Description of the task:
Retype the data below without altering anything.

(Data entries)
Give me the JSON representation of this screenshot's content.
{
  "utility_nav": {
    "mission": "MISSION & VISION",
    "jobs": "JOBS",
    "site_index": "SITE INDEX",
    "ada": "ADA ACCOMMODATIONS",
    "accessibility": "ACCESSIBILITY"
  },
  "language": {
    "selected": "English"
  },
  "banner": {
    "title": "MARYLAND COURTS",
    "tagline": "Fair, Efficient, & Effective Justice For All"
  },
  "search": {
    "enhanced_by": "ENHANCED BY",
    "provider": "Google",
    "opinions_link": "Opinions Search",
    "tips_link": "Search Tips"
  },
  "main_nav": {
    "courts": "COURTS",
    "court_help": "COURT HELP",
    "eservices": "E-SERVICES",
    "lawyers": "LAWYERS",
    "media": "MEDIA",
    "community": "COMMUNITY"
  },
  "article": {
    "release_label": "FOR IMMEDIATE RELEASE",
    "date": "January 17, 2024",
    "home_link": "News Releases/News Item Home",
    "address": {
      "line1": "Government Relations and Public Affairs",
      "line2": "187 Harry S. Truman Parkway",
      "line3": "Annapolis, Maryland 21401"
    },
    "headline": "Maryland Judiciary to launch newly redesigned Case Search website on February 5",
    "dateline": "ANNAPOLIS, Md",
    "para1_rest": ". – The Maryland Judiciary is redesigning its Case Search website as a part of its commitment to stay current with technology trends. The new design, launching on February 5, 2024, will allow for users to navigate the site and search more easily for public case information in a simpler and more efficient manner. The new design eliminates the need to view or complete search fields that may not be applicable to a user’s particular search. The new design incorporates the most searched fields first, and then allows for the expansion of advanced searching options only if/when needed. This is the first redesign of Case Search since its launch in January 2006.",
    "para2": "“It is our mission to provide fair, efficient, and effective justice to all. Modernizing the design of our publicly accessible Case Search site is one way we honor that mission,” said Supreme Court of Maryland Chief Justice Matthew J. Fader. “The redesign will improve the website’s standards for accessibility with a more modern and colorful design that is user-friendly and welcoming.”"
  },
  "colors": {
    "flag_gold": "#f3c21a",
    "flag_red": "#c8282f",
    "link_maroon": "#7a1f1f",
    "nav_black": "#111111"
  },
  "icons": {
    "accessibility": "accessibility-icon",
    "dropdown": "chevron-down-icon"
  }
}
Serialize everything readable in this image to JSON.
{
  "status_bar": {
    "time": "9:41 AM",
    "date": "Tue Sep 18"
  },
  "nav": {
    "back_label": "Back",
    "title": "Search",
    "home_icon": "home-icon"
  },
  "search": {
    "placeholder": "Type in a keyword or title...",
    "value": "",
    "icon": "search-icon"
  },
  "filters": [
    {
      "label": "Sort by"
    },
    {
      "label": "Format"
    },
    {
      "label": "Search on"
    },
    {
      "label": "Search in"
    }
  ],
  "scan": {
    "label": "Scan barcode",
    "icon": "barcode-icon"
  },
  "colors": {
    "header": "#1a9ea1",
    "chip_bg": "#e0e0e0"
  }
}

Answer for this exercise:
Give me the JSON representation of this screenshot's content.
{
  "utility_nav": {
    "mission": "MISSION & VISION",
    "jobs": "JOBS",
    "site_index": "SITE INDEX",
    "ada": "ADA ACCOMMODATIONS",
    "accessibility": "ACCESSIBILITY"
  },
  "language": {
    "selected": "English"
  },
  "banner": {
    "title": "MARYLAND COURTS",
    "tagline": "Fair, Efficient, & Effective Justice For All"
  },
  "search": {
    "enhanced_by": "ENHANCED BY",
    "provider": "Google",
    "opinions_link": "Opinions Search",
    "tips_link": "Search Tips"
  },
  "main_nav": {
    "courts": "COURTS",
    "court_help": "COURT HELP",
    "eservices": "E-SERVICES",
    "lawyers": "LAWYERS",
    "media": "MEDIA",
    "community": "COMMUNITY"
  },
  "article": {
    "release_label": "FOR IMMEDIATE RELEASE",
    "date": "January 17, 2024",
    "home_link": "News Releases/News Item Home",
    "address": {
      "line1": "Government Relations and Public Affairs",
      "line2": "187 Harry S. Truman Parkway",
      "line3": "Annapolis, Maryland 21401"
    },
    "headline": "Maryland Judiciary to launch newly redesigned Case Search website on February 5",
    "dateline": "ANNAPOLIS, Md",
    "para1_rest": ". – The Maryland Judiciary is redesigning its Case Search website as a part of its commitment to stay current with technology trends. The new design, launching on February 5, 2024, will allow for users to navigate the site and search more easily for public case information in a simpler and more efficient manner. The new design eliminates the need to view or complete search fields that may not be applicable to a user’s particular search. The new design incorporates the most searched fields first, and then allows for the expansion of advanced searching options only if/when needed. This is the first redesign of Case Search since its launch in January 2006.",
    "para2": "“It is our mission to provide fair, efficient, and effective justice to all. Modernizing the design of our publicly accessible Case Search site is one way we honor that mission,” said Supreme Court of Maryland Chief Justice Matthew J. Fader. “The redesign will improve the website’s standards for accessibility with a more modern and colorful design that is user-friendly and welcoming.”"
  },
  "colors": {
    "flag_gold": "#f3c21a",
    "flag_red": "#c8282f",
    "link_maroon": "#7a1f1f",
    "nav_black": "#111111"
  },
  "icons": {
    "accessibility": "accessibility-icon",
    "dropdown": "chevron-down-icon"
  }
}
Serialize everything readable in this image to JSON.
{
  "status_bar": {
    "time": "9:41 AM",
    "date": "Tue Sep 18"
  },
  "nav": {
    "back_label": "Back",
    "title": "Search",
    "home_icon": "home-icon"
  },
  "search": {
    "placeholder": "Type in a keyword or title...",
    "value": "",
    "icon": "search-icon"
  },
  "filters": [
    {
      "label": "Sort by"
    },
    {
      "label": "Format"
    },
    {
      "label": "Search on"
    },
    {
      "label": "Search in"
    }
  ],
  "scan": {
    "label": "Scan barcode",
    "icon": "barcode-icon"
  },
  "colors": {
    "header": "#1a9ea1",
    "chip_bg": "#e0e0e0"
  }
}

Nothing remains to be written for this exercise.